● Requirements
Copy the material that follows word for word and omit its pictures.

● Information supplied

** begin **

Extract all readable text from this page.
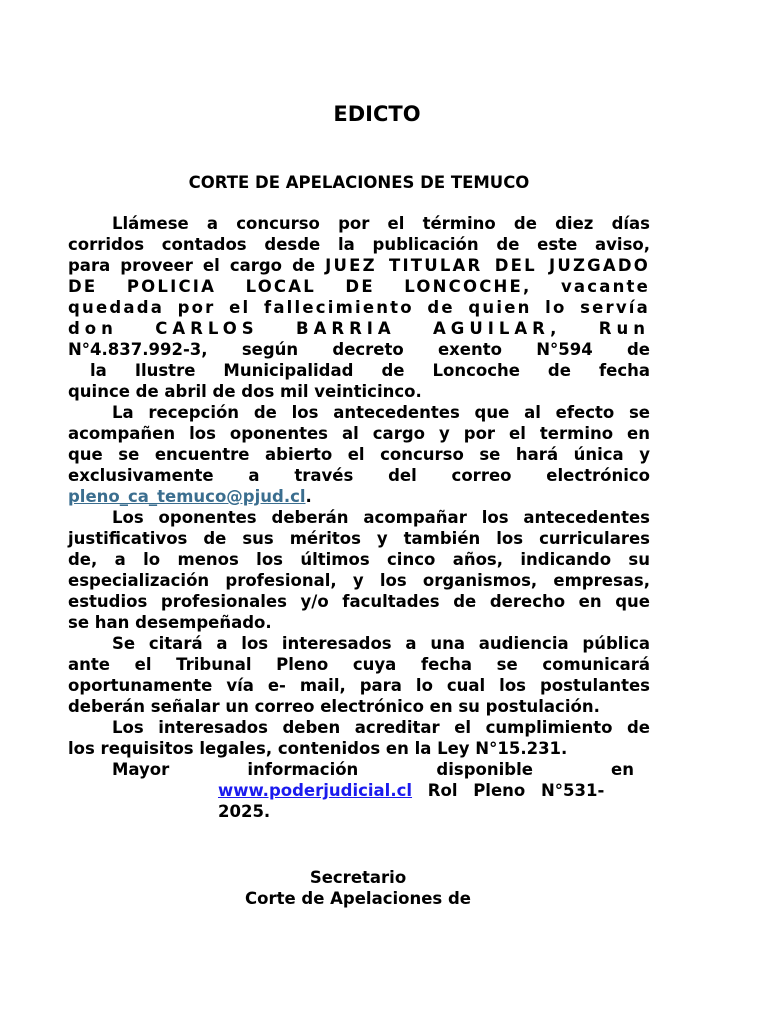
EDICTO
CORTE DE APELACIONES DE TEMUCO

Llámese a concurso por el término de diez días
corridos contados desde la publicación de este aviso,
para proveer el cargo de JUEZ TITULAR DEL JUZGADO
DE POLICIA LOCAL DE LONCOCHE, vacante
quedada por el fallecimiento de quien lo servía
don CARLOS BARRIA AGUILAR, Run
N°4.837.992-3, según decreto exento N°594 de
la Ilustre Municipalidad de Loncoche de fecha
quince de abril de dos mil veinticinco.

La recepción de los antecedentes que al efecto se
acompañen los oponentes al cargo y por el termino en
que se encuentre abierto el concurso se hará única y
exclusivamente a través del correo electrónico
pleno_ca_temuco@pjud.cl.

Los oponentes deberán acompañar los antecedentes
justificativos de sus méritos y también los curriculares
de, a lo menos los últimos cinco años, indicando su
especialización profesional, y los organismos, empresas,
estudios profesionales y/o facultades de derecho en que
se han desempeñado.

Se citará a los interesados a una audiencia pública
ante el Tribunal Pleno cuya fecha se comunicará
oportunamente vía e- mail, para lo cual los postulantes
deberán señalar un correo electrónico en su postulación.

Los interesados deben acreditar el cumplimiento de
los requisitos legales, contenidos en la Ley N°15.231.

Mayor información disponible en
www.poderjudicial.cl Rol Pleno N°531-
2025.

Secretario
Corte de Apelaciones de
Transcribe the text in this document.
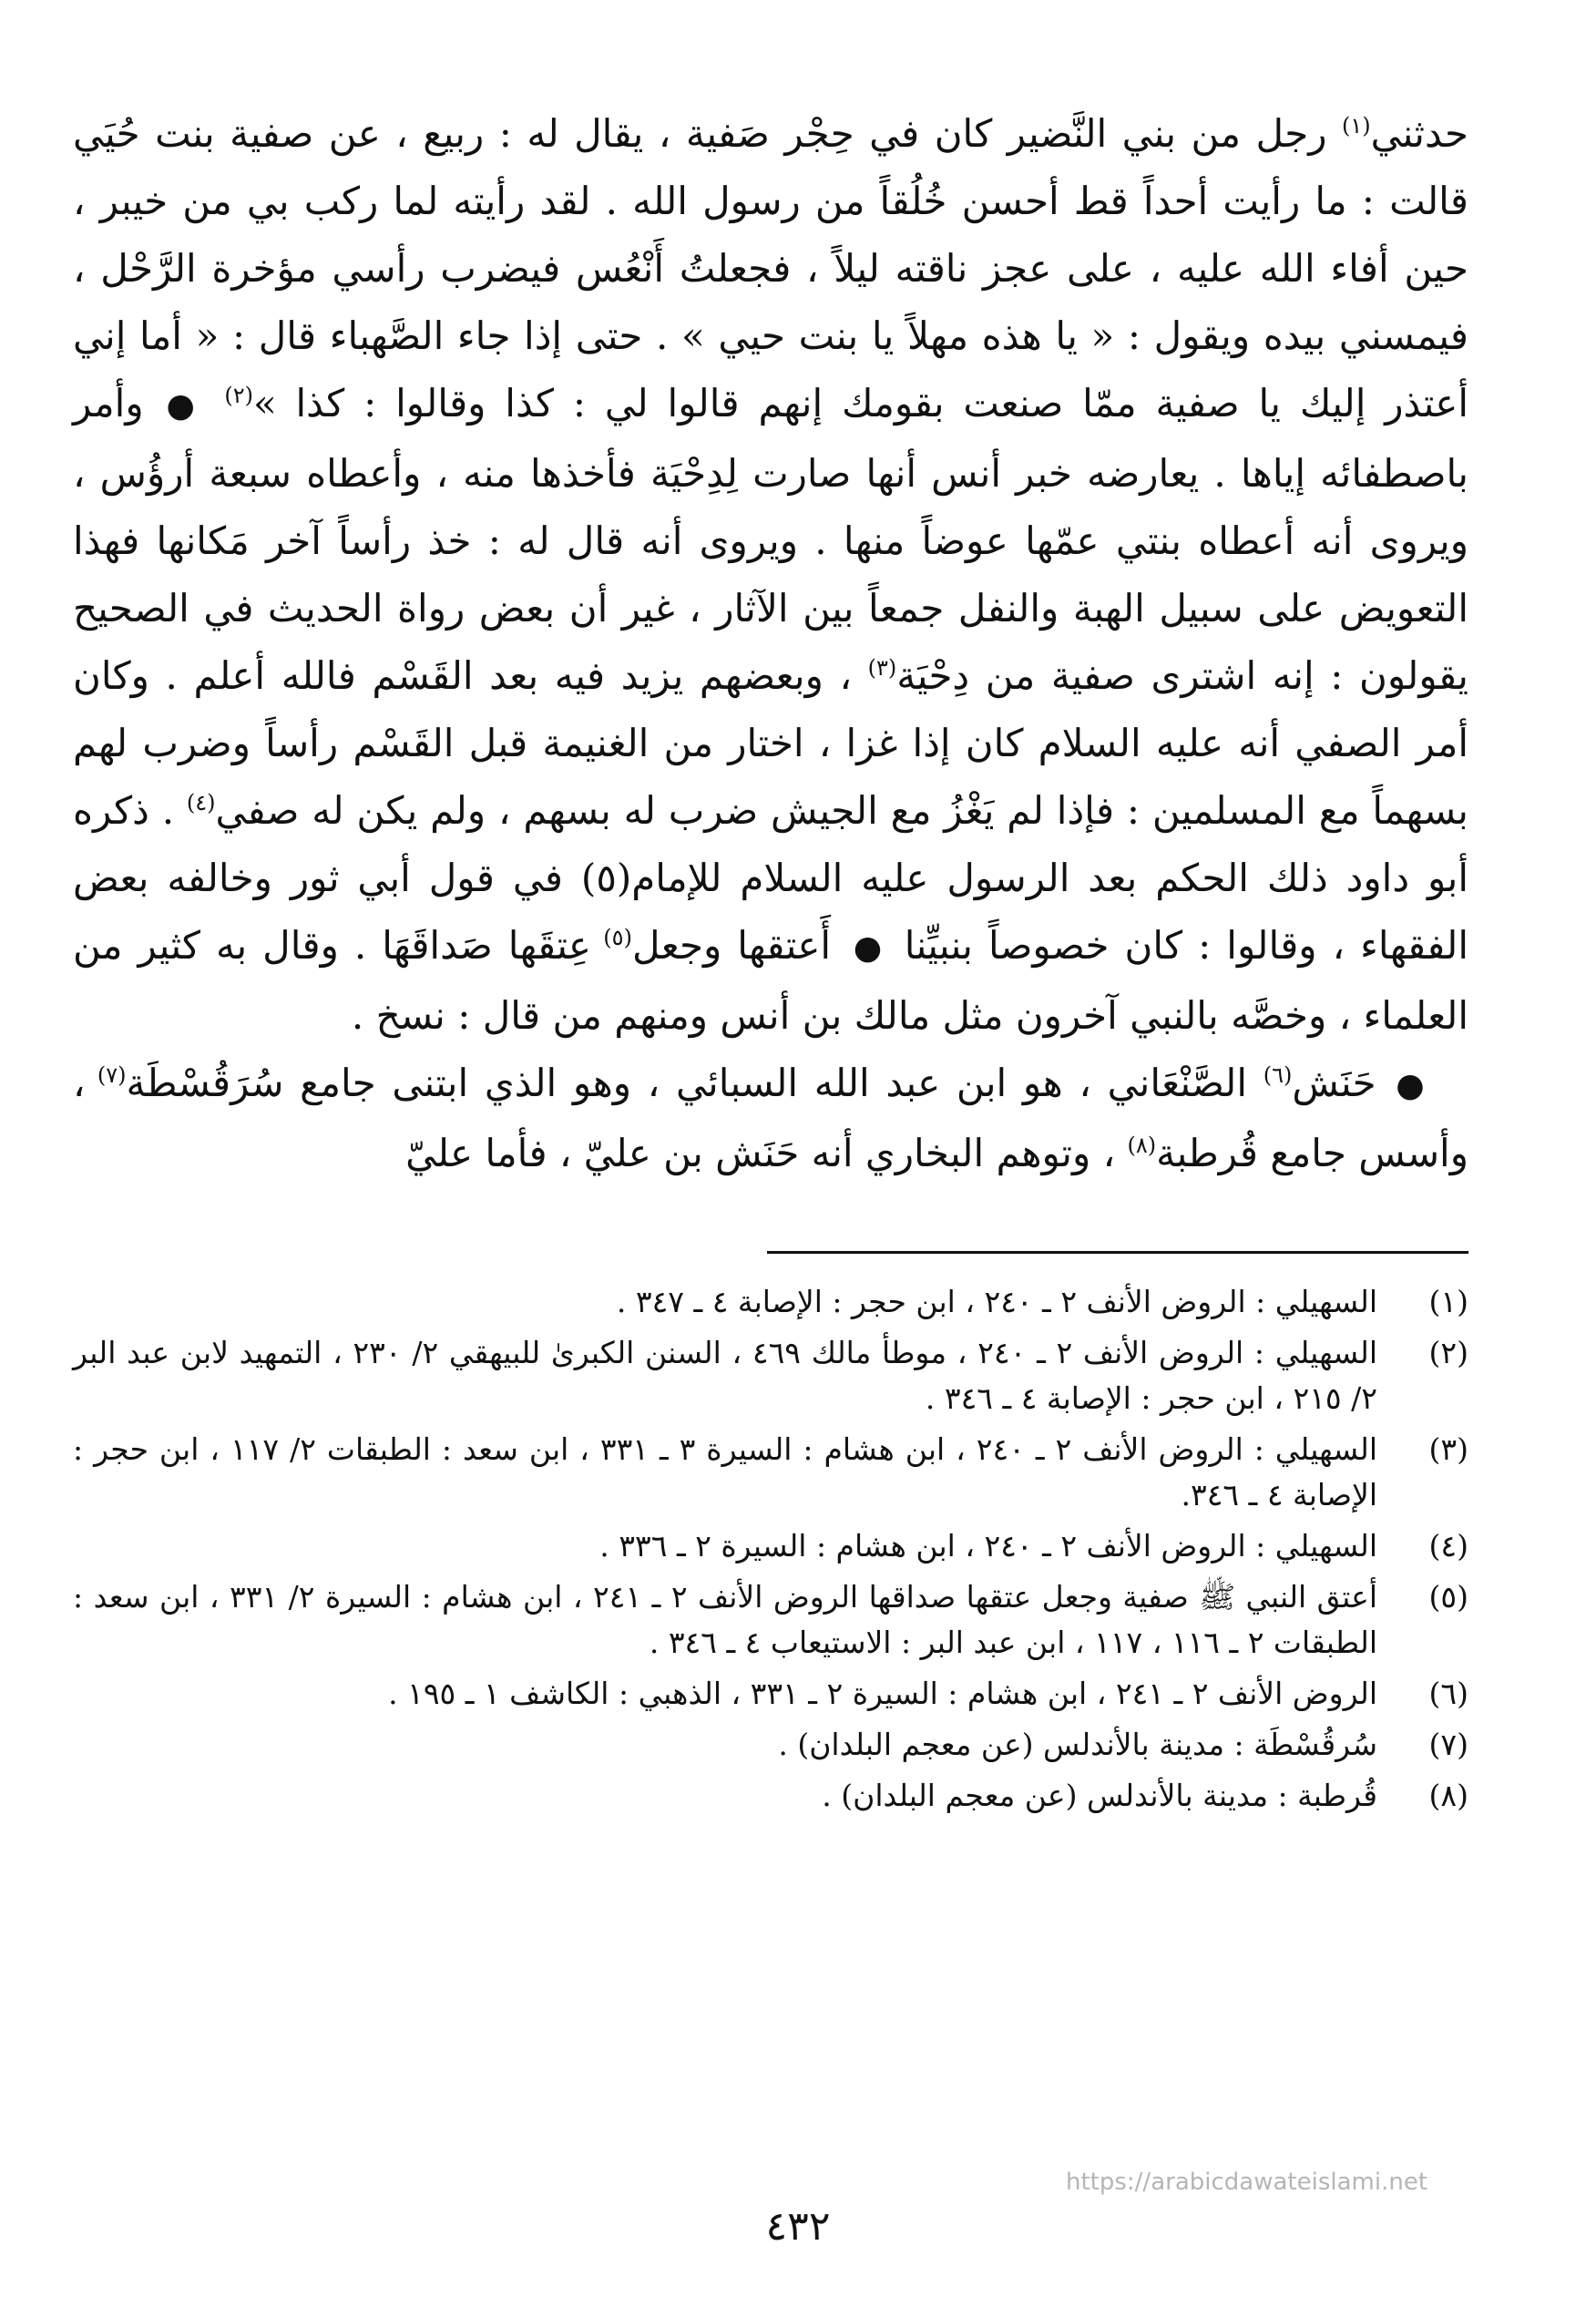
حدثني$^{(١)}$ رجل من بني النَّضير كان في حِجْر صَفية ، يقال له : ربيع ، عن صفية بنت حُيَي قالت : ما رأيت أحداً قط أحسن خُلُقاً من رسول الله . لقد رأيته لما ركب بي من خيبر ، حين أفاء الله عليه ، على عجز ناقته ليلاً ، فجعلتُ أَنْعُس فيضرب رأسي مؤخرة الرَّحْل ، فيمسني بيده ويقول : « يا هذه مهلاً يا بنت حيي » . حتى إذا جاء الصَّهباء قال : « أما إني أعتذر إليك يا صفية ممّا صنعت بقومك إنهم قالوا لي : كذا وقالوا : كذا »$^{(٢)}$ ● وأمر باصطفائه إياها . يعارضه خبر أنس أنها صارت لِدِحْيَة فأخذها منه ، وأعطاه سبعة أرؤُس ، ويروى أنه أعطاه بنتي عمّها عوضاً منها . ويروى أنه قال له : خذ رأساً آخر مَكانها فهذا التعويض على سبيل الهبة والنفل جمعاً بين الآثار ، غير أن بعض رواة الحديث في الصحيح يقولون : إنه اشترى صفية من دِحْيَة$^{(٣)}$ ، وبعضهم يزيد فيه بعد القَسْم فالله أعلم . وكان أمر الصفي أنه عليه السلام كان إذا غزا ، اختار من الغنيمة قبل القَسْم رأساً وضرب لهم بسهماً مع المسلمين : فإذا لم يَغْزُ مع الجيش ضرب له بسهم ، ولم يكن له صفي$^{(٤)}$ . ذكره أبو داود ذلك الحكم بعد الرسول عليه السلام للإمام(٥) في قول أبي ثور وخالفه بعض الفقهاء ، وقالوا : كان خصوصاً بنبيِّنا ● أَعتقها وجعل$^{(٥)}$ عِتقَها صَداقَهَا . وقال به كثير من العلماء ، وخصَّه بالنبي آخرون مثل مالك بن أنس ومنهم من قال : نسخ .

● حَنَش$^{(٦)}$ الصَّنْعَاني ، هو ابن عبد الله السبائي ، وهو الذي ابتنى جامع سُرَقُسْطَة$^{(٧)}$ ، وأسس جامع قُرطبة$^{(٨)}$ ، وتوهم البخاري أنه حَنَش بن عليّ ، فأما عليّ

(١)
السهيلي : الروض الأنف ٢ ـ ٢٤٠ ، ابن حجر : الإصابة ٤ ـ ٣٤٧ .
(٢)
السهيلي : الروض الأنف ٢ ـ ٢٤٠ ، موطأ مالك ٤٦٩ ، السنن الكبرىٰ للبيهقي ٢/ ٢٣٠ ، التمهيد لابن عبد البر ٢/ ٢١٥ ، ابن حجر : الإصابة ٤ ـ ٣٤٦ .
(٣)
السهيلي : الروض الأنف ٢ ـ ٢٤٠ ، ابن هشام : السيرة ٣ ـ ٣٣١ ، ابن سعد : الطبقات ٢/ ١١٧ ، ابن حجر : الإصابة ٤ ـ ٣٤٦.
(٤)
السهيلي : الروض الأنف ٢ ـ ٢٤٠ ، ابن هشام : السيرة ٢ ـ ٣٣٦ .
(٥)
أعتق النبي ﷺ صفية وجعل عتقها صداقها الروض الأنف ٢ ـ ٢٤١ ، ابن هشام : السيرة ٢/ ٣٣١ ، ابن سعد : الطبقات ٢ ـ ١١٦ ، ١١٧ ، ابن عبد البر : الاستيعاب ٤ ـ ٣٤٦ .
(٦)
الروض الأنف ٢ ـ ٢٤١ ، ابن هشام : السيرة ٢ ـ ٣٣١ ، الذهبي : الكاشف ١ ـ ١٩٥ .
(٧)
سُرقُسْطَة : مدينة بالأندلس (عن معجم البلدان) .
(٨)
قُرطبة : مدينة بالأندلس (عن معجم البلدان) .
https://arabicdawateislami.net
٤٣٢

** end **

● Written response
Extract all readable text from this page.
EDICTO
CORTE DE APELACIONES DE TEMUCO

Llámese a concurso por el término de diez días
corridos contados desde la publicación de este aviso,
para proveer el cargo de JUEZ TITULAR DEL JUZGADO
DE POLICIA LOCAL DE LONCOCHE, vacante
quedada por el fallecimiento de quien lo servía
don CARLOS BARRIA AGUILAR, Run
N°4.837.992-3, según decreto exento N°594 de
la Ilustre Municipalidad de Loncoche de fecha
quince de abril de dos mil veinticinco.

La recepción de los antecedentes que al efecto se
acompañen los oponentes al cargo y por el termino en
que se encuentre abierto el concurso se hará única y
exclusivamente a través del correo electrónico
pleno_ca_temuco@pjud.cl.

Los oponentes deberán acompañar los antecedentes
justificativos de sus méritos y también los curriculares
de, a lo menos los últimos cinco años, indicando su
especialización profesional, y los organismos, empresas,
estudios profesionales y/o facultades de derecho en que
se han desempeñado.

Se citará a los interesados a una audiencia pública
ante el Tribunal Pleno cuya fecha se comunicará
oportunamente vía e- mail, para lo cual los postulantes
deberán señalar un correo electrónico en su postulación.

Los interesados deben acreditar el cumplimiento de
los requisitos legales, contenidos en la Ley N°15.231.

Mayor información disponible en
www.poderjudicial.cl Rol Pleno N°531-
2025.

Secretario
Corte de Apelaciones de
Transcribe the text in this document.
حدثني$^{(١)}$ رجل من بني النَّضير كان في حِجْر صَفية ، يقال له : ربيع ، عن صفية بنت حُيَي قالت : ما رأيت أحداً قط أحسن خُلُقاً من رسول الله . لقد رأيته لما ركب بي من خيبر ، حين أفاء الله عليه ، على عجز ناقته ليلاً ، فجعلتُ أَنْعُس فيضرب رأسي مؤخرة الرَّحْل ، فيمسني بيده ويقول : « يا هذه مهلاً يا بنت حيي » . حتى إذا جاء الصَّهباء قال : « أما إني أعتذر إليك يا صفية ممّا صنعت بقومك إنهم قالوا لي : كذا وقالوا : كذا »$^{(٢)}$ ● وأمر باصطفائه إياها . يعارضه خبر أنس أنها صارت لِدِحْيَة فأخذها منه ، وأعطاه سبعة أرؤُس ، ويروى أنه أعطاه بنتي عمّها عوضاً منها . ويروى أنه قال له : خذ رأساً آخر مَكانها فهذا التعويض على سبيل الهبة والنفل جمعاً بين الآثار ، غير أن بعض رواة الحديث في الصحيح يقولون : إنه اشترى صفية من دِحْيَة$^{(٣)}$ ، وبعضهم يزيد فيه بعد القَسْم فالله أعلم . وكان أمر الصفي أنه عليه السلام كان إذا غزا ، اختار من الغنيمة قبل القَسْم رأساً وضرب لهم بسهماً مع المسلمين : فإذا لم يَغْزُ مع الجيش ضرب له بسهم ، ولم يكن له صفي$^{(٤)}$ . ذكره أبو داود ذلك الحكم بعد الرسول عليه السلام للإمام(٥) في قول أبي ثور وخالفه بعض الفقهاء ، وقالوا : كان خصوصاً بنبيِّنا ● أَعتقها وجعل$^{(٥)}$ عِتقَها صَداقَهَا . وقال به كثير من العلماء ، وخصَّه بالنبي آخرون مثل مالك بن أنس ومنهم من قال : نسخ .

● حَنَش$^{(٦)}$ الصَّنْعَاني ، هو ابن عبد الله السبائي ، وهو الذي ابتنى جامع سُرَقُسْطَة$^{(٧)}$ ، وأسس جامع قُرطبة$^{(٨)}$ ، وتوهم البخاري أنه حَنَش بن عليّ ، فأما عليّ

(١)
السهيلي : الروض الأنف ٢ ـ ٢٤٠ ، ابن حجر : الإصابة ٤ ـ ٣٤٧ .
(٢)
السهيلي : الروض الأنف ٢ ـ ٢٤٠ ، موطأ مالك ٤٦٩ ، السنن الكبرىٰ للبيهقي ٢/ ٢٣٠ ، التمهيد لابن عبد البر ٢/ ٢١٥ ، ابن حجر : الإصابة ٤ ـ ٣٤٦ .
(٣)
السهيلي : الروض الأنف ٢ ـ ٢٤٠ ، ابن هشام : السيرة ٣ ـ ٣٣١ ، ابن سعد : الطبقات ٢/ ١١٧ ، ابن حجر : الإصابة ٤ ـ ٣٤٦.
(٤)
السهيلي : الروض الأنف ٢ ـ ٢٤٠ ، ابن هشام : السيرة ٢ ـ ٣٣٦ .
(٥)
أعتق النبي ﷺ صفية وجعل عتقها صداقها الروض الأنف ٢ ـ ٢٤١ ، ابن هشام : السيرة ٢/ ٣٣١ ، ابن سعد : الطبقات ٢ ـ ١١٦ ، ١١٧ ، ابن عبد البر : الاستيعاب ٤ ـ ٣٤٦ .
(٦)
الروض الأنف ٢ ـ ٢٤١ ، ابن هشام : السيرة ٢ ـ ٣٣١ ، الذهبي : الكاشف ١ ـ ١٩٥ .
(٧)
سُرقُسْطَة : مدينة بالأندلس (عن معجم البلدان) .
(٨)
قُرطبة : مدينة بالأندلس (عن معجم البلدان) .
https://arabicdawateislami.net
٤٣٢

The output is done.